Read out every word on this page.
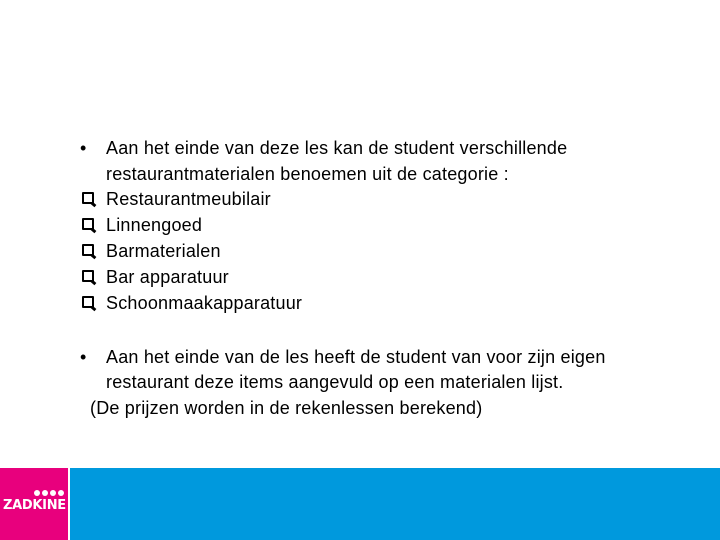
• Aan het einde van deze les kan de student verschillende
restaurantmaterialen benoemen uit de categorie :
Restaurantmeubilair
Linnengoed
Barmaterialen
Bar apparatuur
Schoonmaakapparatuur
• Aan het einde van de les heeft de student van voor zijn eigen
restaurant deze items aangevuld op een materialen lijst.
(De prijzen worden in de rekenlessen berekend)
ZADKINE
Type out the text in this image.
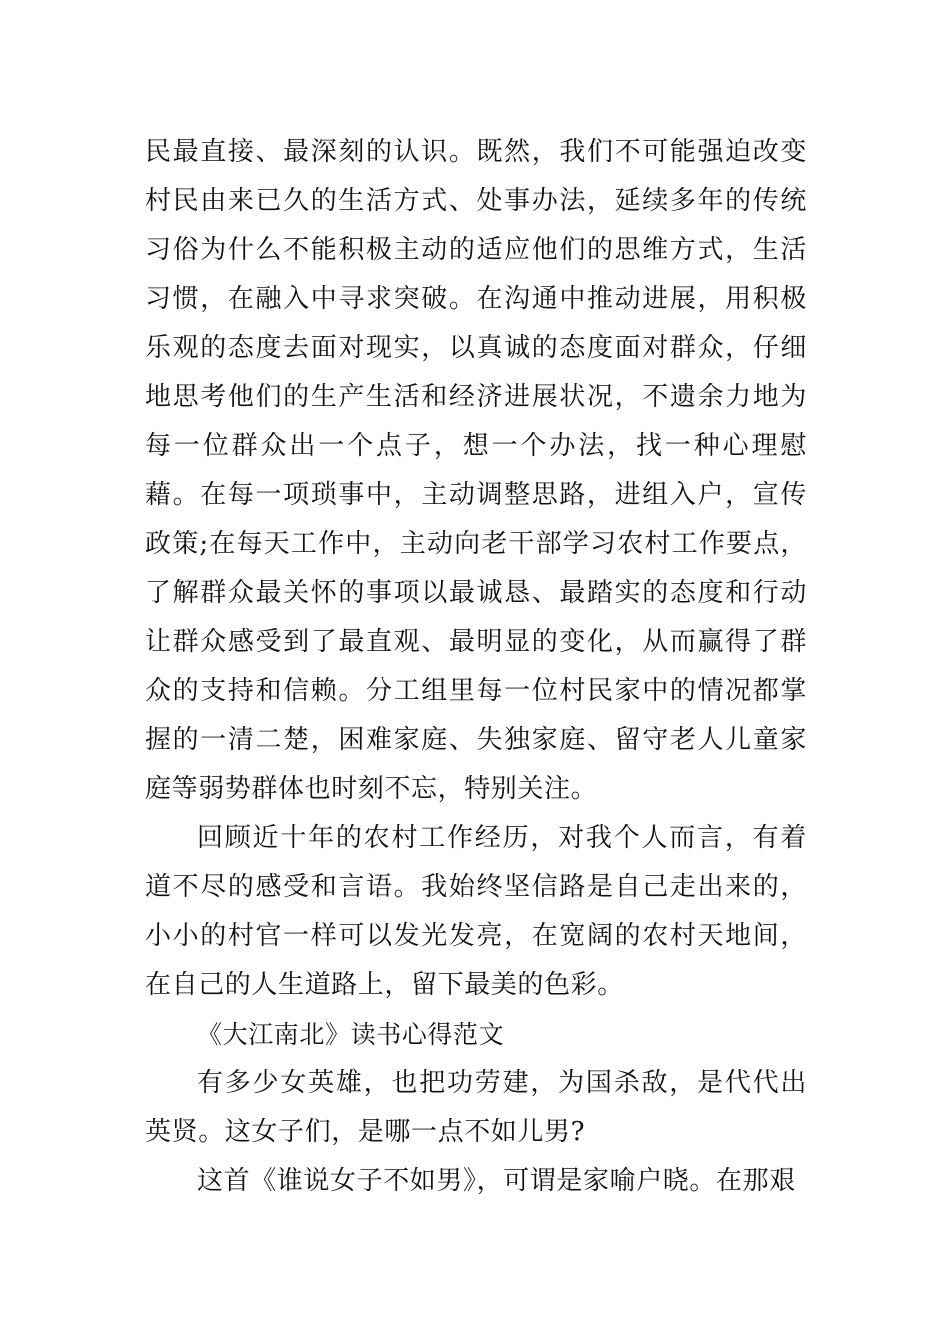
民最直接、最深刻的认识。既然，我们不可能强迫改变村民由来已久的生活方式、处事办法，延续多年的传统习俗为什么不能积极主动的适应他们的思维方式，生活习惯，在融入中寻求突破。在沟通中推动进展，用积极乐观的态度去面对现实，以真诚的态度面对群众，仔细地思考他们的生产生活和经济进展状况，不遗余力地为每一位群众出一个点子，想一个办法，找一种心理慰藉。在每一项琐事中，主动调整思路，进组入户，宣传政策;在每天工作中，主动向老干部学习农村工作要点，了解群众最关怀的事项以最诚恳、最踏实的态度和行动让群众感受到了最直观、最明显的变化，从而赢得了群众的支持和信赖。分工组里每一位村民家中的情况都掌握的一清二楚，困难家庭、失独家庭、留守老人儿童家庭等弱势群体也时刻不忘，特别关注。

回顾近十年的农村工作经历，对我个人而言，有着道不尽的感受和言语。我始终坚信路是自己走出来的，小小的村官一样可以发光发亮，在宽阔的农村天地间，在自己的人生道路上，留下最美的色彩。

《大江南北》读书心得范文

有多少女英雄，也把功劳建，为国杀敌，是代代出英贤。这女子们，是哪一点不如儿男?

这首《谁说女子不如男》，可谓是家喻户晓。在那艰
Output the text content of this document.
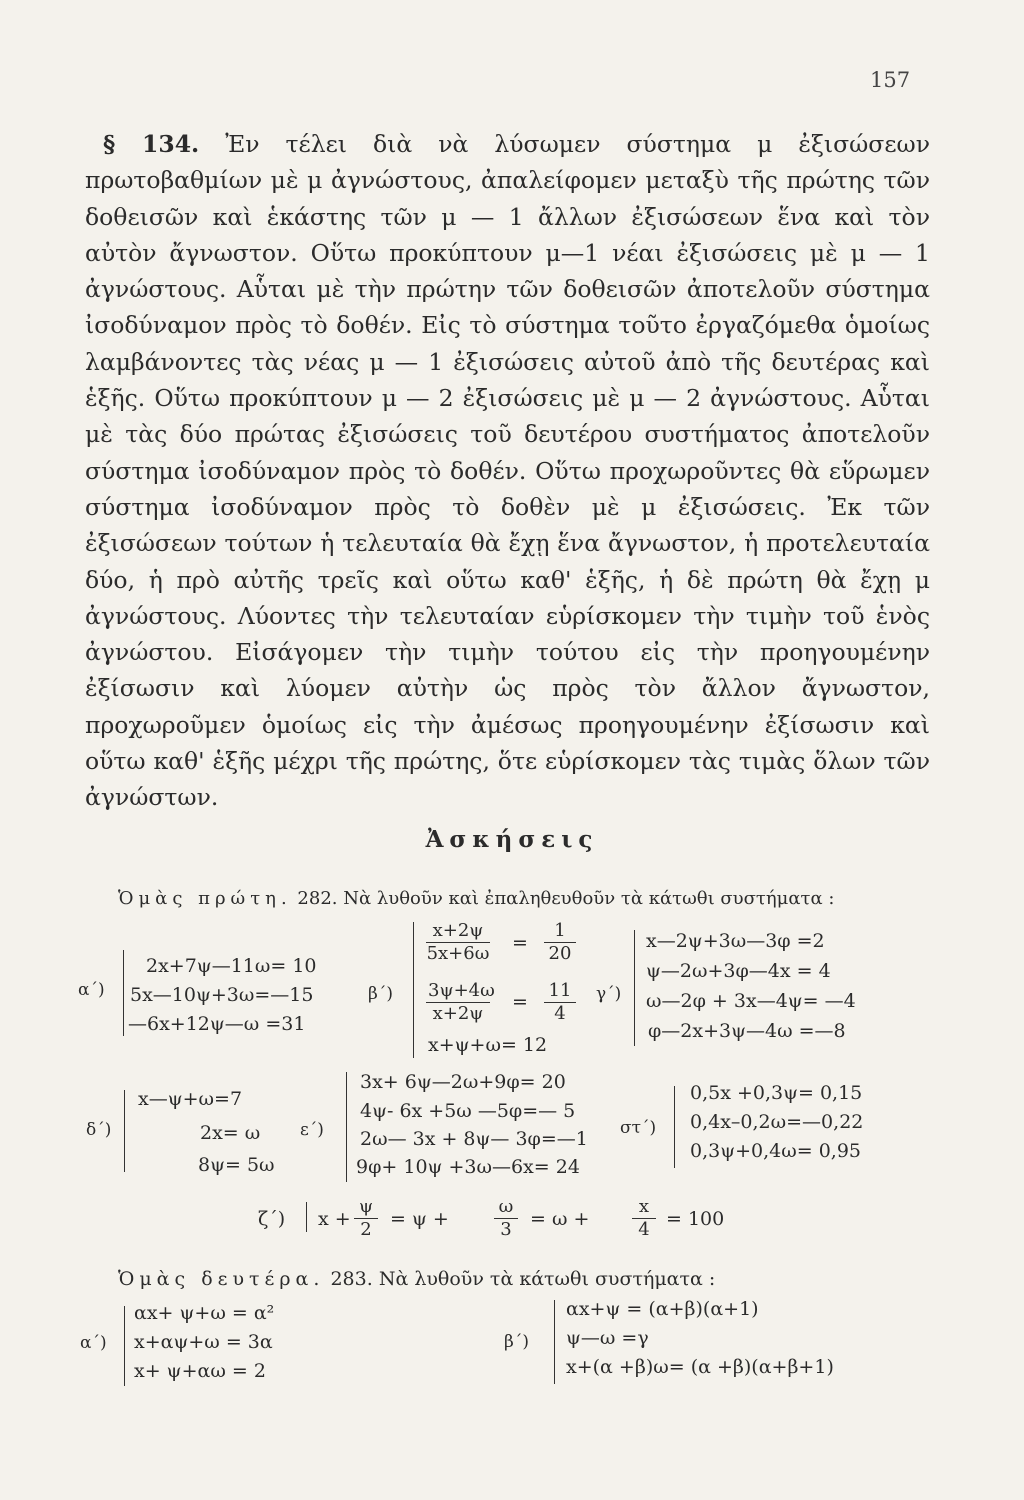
157

§ 134. Ἐν τέλει διὰ νὰ λύσωμεν σύστημα μ ἐξισώσεων πρωτοβαθμίων μὲ μ ἀγνώστους, ἀπαλείφομεν μεταξὺ τῆς πρώτης τῶν δοθεισῶν καὶ ἑκάστης τῶν μ — 1 ἄλλων ἐξισώσεων ἕνα καὶ τὸν αὐτὸν ἄγνωστον. Οὕτω προκύπτουν μ—1 νέαι ἐξισώσεις μὲ μ — 1 ἀγνώστους. Αὗται μὲ τὴν πρώτην τῶν δοθεισῶν ἀποτελοῦν σύστημα ἰσοδύναμον πρὸς τὸ δοθέν. Εἰς τὸ σύστημα τοῦτο ἐργαζόμεθα ὁμοίως λαμβάνοντες τὰς νέας μ — 1 ἐξισώσεις αὐτοῦ ἀπὸ τῆς δευτέρας καὶ ἑξῆς. Οὕτω προκύπτουν μ — 2 ἐξισώσεις μὲ μ — 2 ἀγνώστους. Αὗται μὲ τὰς δύο πρώτας ἐξισώσεις τοῦ δευτέρου συστήματος ἀποτελοῦν σύστημα ἰσοδύναμον πρὸς τὸ δοθέν. Οὕτω προχωροῦντες θὰ εὕρωμεν σύστημα ἰσοδύναμον πρὸς τὸ δοθὲν μὲ μ ἐξισώσεις. Ἐκ τῶν ἐξισώσεων τούτων ἡ τελευταία θὰ ἔχῃ ἕνα ἄγνωστον, ἡ προτελευταία δύο, ἡ πρὸ αὐτῆς τρεῖς καὶ οὕτω καθ' ἑξῆς, ἡ δὲ πρώτη θὰ ἔχῃ μ ἀγνώστους. Λύοντες τὴν τελευταίαν εὑρίσκομεν τὴν τιμὴν τοῦ ἑνὸς ἀγνώστου. Εἰσάγομεν τὴν τιμὴν τούτου εἰς τὴν προηγουμένην ἐξίσωσιν καὶ λύομεν αὐτὴν ὡς πρὸς τὸν ἄλλον ἄγνωστον, προχωροῦμεν ὁμοίως εἰς τὴν ἀμέσως προηγουμένην ἐξίσωσιν καὶ οὕτω καθ' ἑξῆς μέχρι τῆς πρώτης, ὅτε εὑρίσκομεν τὰς τιμὰς ὅλων τῶν ἀγνώστων.

Ἀσκήσεις
Ὁμὰς πρώτη. 282. Νὰ λυθοῦν καὶ ἐπαληθευθοῦν τὰ κάτωθι συστήματα :
α΄)
2x+7ψ—11ω= 10
5x—10ψ+3ω=—15
—6x+12ψ—ω =31
β΄)
$\frac{x+2\psi}{5x+6\omega} = \frac{1}{20}$
$\frac{3\psi+4\omega}{x+2\psi} = \frac{11}{4}$
x+ψ+ω= 12
γ΄)
x—2ψ+3ω—3φ =2
ψ—2ω+3φ—4x = 4
ω—2φ + 3x—4ψ= —4
φ—2x+3ψ—4ω =—8
δ΄)
x—ψ+ω=7
2x= ω
8ψ= 5ω
ε΄)
3x+ 6ψ—2ω+9φ= 20
4ψ- 6x +5ω —5φ=— 5
2ω— 3x + 8ψ— 3φ=—1
9φ+ 10ψ +3ω—6x= 24
στ΄)
0,5x +0,3ψ= 0,15
0,4x–0,2ω=—0,22
0,3ψ+0,4ω= 0,95
ζ΄) $x + \frac{\psi}{2} = \psi$ +	$\frac{\omega}{3} = \omega + \frac{x}{4} = 100$
Ὁμὰς δευτέρα. 283. Νὰ λυθοῦν τὰ κάτωθι συστήματα :
α΄)
αx+ ψ+ω = α²
x+αψ+ω = 3α
x+ ψ+αω = 2
β΄)
αx+ψ = (α+β)(α+1)
ψ—ω =γ
x+(α +β)ω= (α +β)(α+β+1)
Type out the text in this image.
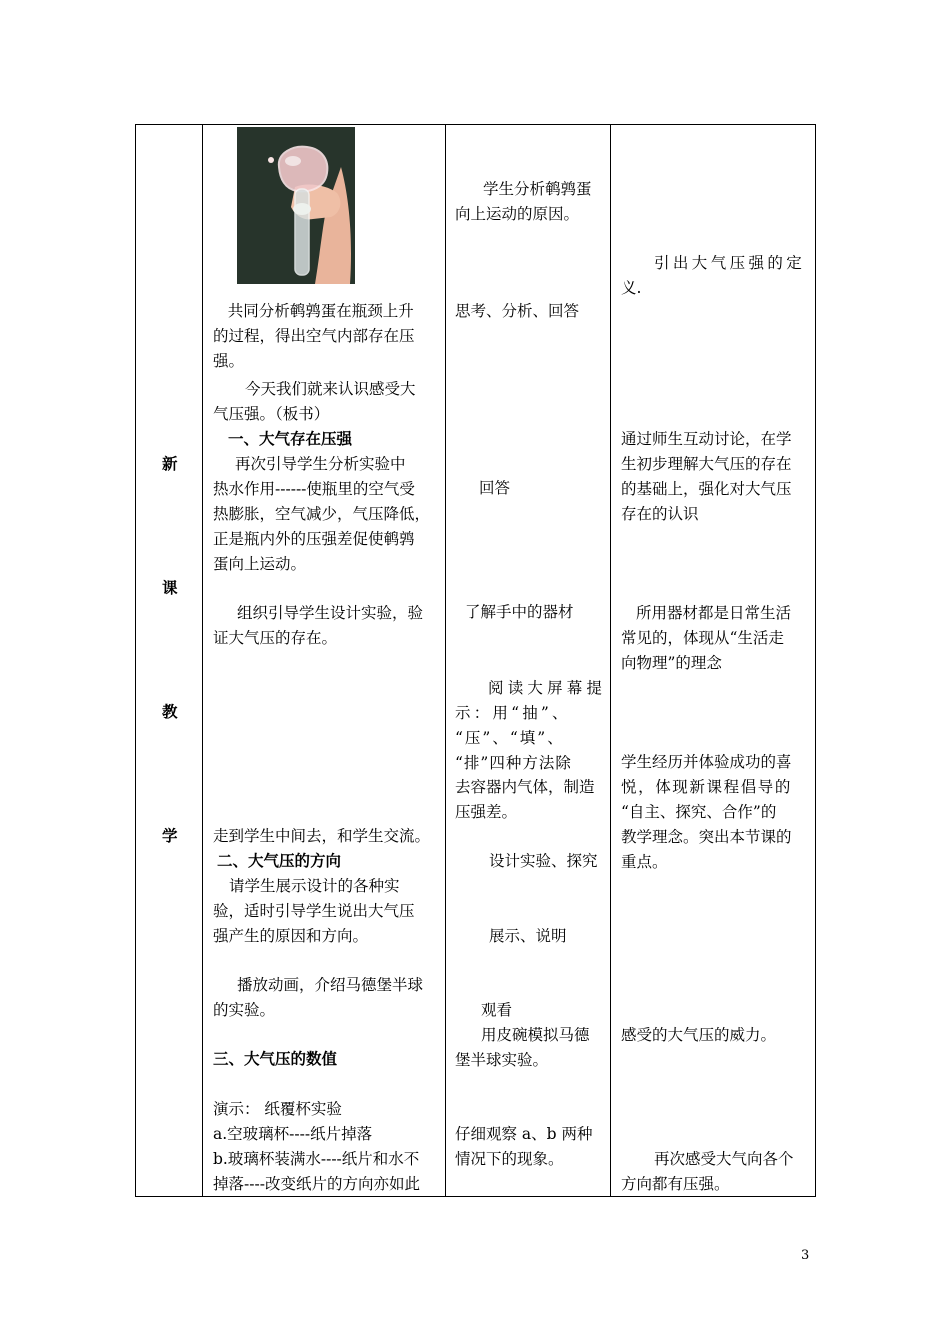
新
课
教
学
共同分析鹌鹑蛋在瓶颈上升
的过程，得出空气内部存在压
强。
今天我们就来认识感受大
气压强。（板书）
一、大气存在压强
再次引导学生分析实验中
热水作用------使瓶里的空气受
热膨胀，空气减少，气压降低，
正是瓶内外的压强差促使鹌鹑
蛋向上运动。
组织引导学生设计实验，验
证大气压的存在。
走到学生中间去，和学生交流。
二、大气压的方向
请学生展示设计的各种实
验，适时引导学生说出大气压
强产生的原因和方向。
播放动画，介绍马德堡半球
的实验。
三、大气压的数值
演示： 纸覆杯实验
a.空玻璃杯----纸片掉落
b.玻璃杯装满水----纸片和水不
掉落----改变纸片的方向亦如此
学生分析鹌鹑蛋
向上运动的原因。
思考、分析、回答
回答
了解手中的器材
阅读大屏幕提
示：用“抽”、
“压”、“填”、
“排”四种方法除
去容器内气体，制造
压强差。
设计实验、探究
展示、说明
观看
用皮碗模拟马德
堡半球实验。
仔细观察 a、b 两种
情况下的现象。
引出大气压强的定
义.
通过师生互动讨论，在学
生初步理解大气压的存在
的基础上，强化对大气压
存在的认识
所用器材都是日常生活
常见的，体现从“生活走
向物理”的理念
学生经历并体验成功的喜
悦，体现新课程倡导的
“自主、探究、合作”的
教学理念。突出本节课的
重点。
感受的大气压的威力。
再次感受大气向各个
方向都有压强。
3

▬▬▬▬▬▬▬▬▬▬

— What to work on —
Reproduce the data verbatim. Do not carry any picture into the copy.

— Written solution —
Read out every word on this page.
• Aan het einde van deze les kan de student verschillende
restaurantmaterialen benoemen uit de categorie :
Restaurantmeubilair
Linnengoed
Barmaterialen
Bar apparatuur
Schoonmaakapparatuur
• Aan het einde van de les heeft de student van voor zijn eigen
restaurant deze items aangevuld op een materialen lijst.
(De prijzen worden in de rekenlessen berekend)
ZADKINE
Type out the text in this image.
民最直接、最深刻的认识。既然，我们不可能强迫改变村民由来已久的生活方式、处事办法，延续多年的传统习俗为什么不能积极主动的适应他们的思维方式，生活习惯，在融入中寻求突破。在沟通中推动进展，用积极乐观的态度去面对现实，以真诚的态度面对群众，仔细地思考他们的生产生活和经济进展状况，不遗余力地为每一位群众出一个点子，想一个办法，找一种心理慰藉。在每一项琐事中，主动调整思路，进组入户，宣传政策;在每天工作中，主动向老干部学习农村工作要点，了解群众最关怀的事项以最诚恳、最踏实的态度和行动让群众感受到了最直观、最明显的变化，从而赢得了群众的支持和信赖。分工组里每一位村民家中的情况都掌握的一清二楚，困难家庭、失独家庭、留守老人儿童家庭等弱势群体也时刻不忘，特别关注。

回顾近十年的农村工作经历，对我个人而言，有着道不尽的感受和言语。我始终坚信路是自己走出来的，小小的村官一样可以发光发亮，在宽阔的农村天地间，在自己的人生道路上，留下最美的色彩。

《大江南北》读书心得范文

有多少女英雄，也把功劳建，为国杀敌，是代代出英贤。这女子们，是哪一点不如儿男?

这首《谁说女子不如男》，可谓是家喻户晓。在那艰
Output the text content of this document.
157

§ 134. Ἐν τέλει διὰ νὰ λύσωμεν σύστημα μ ἐξισώσεων πρωτοβαθμίων μὲ μ ἀγνώστους, ἀπαλείφομεν μεταξὺ τῆς πρώτης τῶν δοθεισῶν καὶ ἑκάστης τῶν μ — 1 ἄλλων ἐξισώσεων ἕνα καὶ τὸν αὐτὸν ἄγνωστον. Οὕτω προκύπτουν μ—1 νέαι ἐξισώσεις μὲ μ — 1 ἀγνώστους. Αὗται μὲ τὴν πρώτην τῶν δοθεισῶν ἀποτελοῦν σύστημα ἰσοδύναμον πρὸς τὸ δοθέν. Εἰς τὸ σύστημα τοῦτο ἐργαζόμεθα ὁμοίως λαμβάνοντες τὰς νέας μ — 1 ἐξισώσεις αὐτοῦ ἀπὸ τῆς δευτέρας καὶ ἑξῆς. Οὕτω προκύπτουν μ — 2 ἐξισώσεις μὲ μ — 2 ἀγνώστους. Αὗται μὲ τὰς δύο πρώτας ἐξισώσεις τοῦ δευτέρου συστήματος ἀποτελοῦν σύστημα ἰσοδύναμον πρὸς τὸ δοθέν. Οὕτω προχωροῦντες θὰ εὕρωμεν σύστημα ἰσοδύναμον πρὸς τὸ δοθὲν μὲ μ ἐξισώσεις. Ἐκ τῶν ἐξισώσεων τούτων ἡ τελευταία θὰ ἔχῃ ἕνα ἄγνωστον, ἡ προτελευταία δύο, ἡ πρὸ αὐτῆς τρεῖς καὶ οὕτω καθ' ἑξῆς, ἡ δὲ πρώτη θὰ ἔχῃ μ ἀγνώστους. Λύοντες τὴν τελευταίαν εὑρίσκομεν τὴν τιμὴν τοῦ ἑνὸς ἀγνώστου. Εἰσάγομεν τὴν τιμὴν τούτου εἰς τὴν προηγουμένην ἐξίσωσιν καὶ λύομεν αὐτὴν ὡς πρὸς τὸν ἄλλον ἄγνωστον, προχωροῦμεν ὁμοίως εἰς τὴν ἀμέσως προηγουμένην ἐξίσωσιν καὶ οὕτω καθ' ἑξῆς μέχρι τῆς πρώτης, ὅτε εὑρίσκομεν τὰς τιμὰς ὅλων τῶν ἀγνώστων.

Ἀσκήσεις
Ὁμὰς πρώτη. 282. Νὰ λυθοῦν καὶ ἐπαληθευθοῦν τὰ κάτωθι συστήματα :
α΄)
2x+7ψ—11ω= 10
5x—10ψ+3ω=—15
—6x+12ψ—ω =31
β΄)
$\frac{x+2\psi}{5x+6\omega} = \frac{1}{20}$
$\frac{3\psi+4\omega}{x+2\psi} = \frac{11}{4}$
x+ψ+ω= 12
γ΄)
x—2ψ+3ω—3φ =2
ψ—2ω+3φ—4x = 4
ω—2φ + 3x—4ψ= —4
φ—2x+3ψ—4ω =—8
δ΄)
x—ψ+ω=7
2x= ω
8ψ= 5ω
ε΄)
3x+ 6ψ—2ω+9φ= 20
4ψ- 6x +5ω —5φ=— 5
2ω— 3x + 8ψ— 3φ=—1
9φ+ 10ψ +3ω—6x= 24
στ΄)
0,5x +0,3ψ= 0,15
0,4x–0,2ω=—0,22
0,3ψ+0,4ω= 0,95
ζ΄) $x + \frac{\psi}{2} = \psi$ +	$\frac{\omega}{3} = \omega + \frac{x}{4} = 100$
Ὁμὰς δευτέρα. 283. Νὰ λυθοῦν τὰ κάτωθι συστήματα :
α΄)
αx+ ψ+ω = α²
x+αψ+ω = 3α
x+ ψ+αω = 2
β΄)
αx+ψ = (α+β)(α+1)
ψ—ω =γ
x+(α +β)ω= (α +β)(α+β+1)
Type out the text in this image.
新
课
教
学
共同分析鹌鹑蛋在瓶颈上升
的过程，得出空气内部存在压
强。
今天我们就来认识感受大
气压强。（板书）
一、大气存在压强
再次引导学生分析实验中
热水作用------使瓶里的空气受
热膨胀，空气减少，气压降低，
正是瓶内外的压强差促使鹌鹑
蛋向上运动。
组织引导学生设计实验，验
证大气压的存在。
走到学生中间去，和学生交流。
二、大气压的方向
请学生展示设计的各种实
验，适时引导学生说出大气压
强产生的原因和方向。
播放动画，介绍马德堡半球
的实验。
三、大气压的数值
演示： 纸覆杯实验
a.空玻璃杯----纸片掉落
b.玻璃杯装满水----纸片和水不
掉落----改变纸片的方向亦如此
学生分析鹌鹑蛋
向上运动的原因。
思考、分析、回答
回答
了解手中的器材
阅读大屏幕提
示：用“抽”、
“压”、“填”、
“排”四种方法除
去容器内气体，制造
压强差。
设计实验、探究
展示、说明
观看
用皮碗模拟马德
堡半球实验。
仔细观察 a、b 两种
情况下的现象。
引出大气压强的定
义.
通过师生互动讨论，在学
生初步理解大气压的存在
的基础上，强化对大气压
存在的认识
所用器材都是日常生活
常见的，体现从“生活走
向物理”的理念
学生经历并体验成功的喜
悦，体现新课程倡导的
“自主、探究、合作”的
教学理念。突出本节课的
重点。
感受的大气压的威力。
再次感受大气向各个
方向都有压强。
3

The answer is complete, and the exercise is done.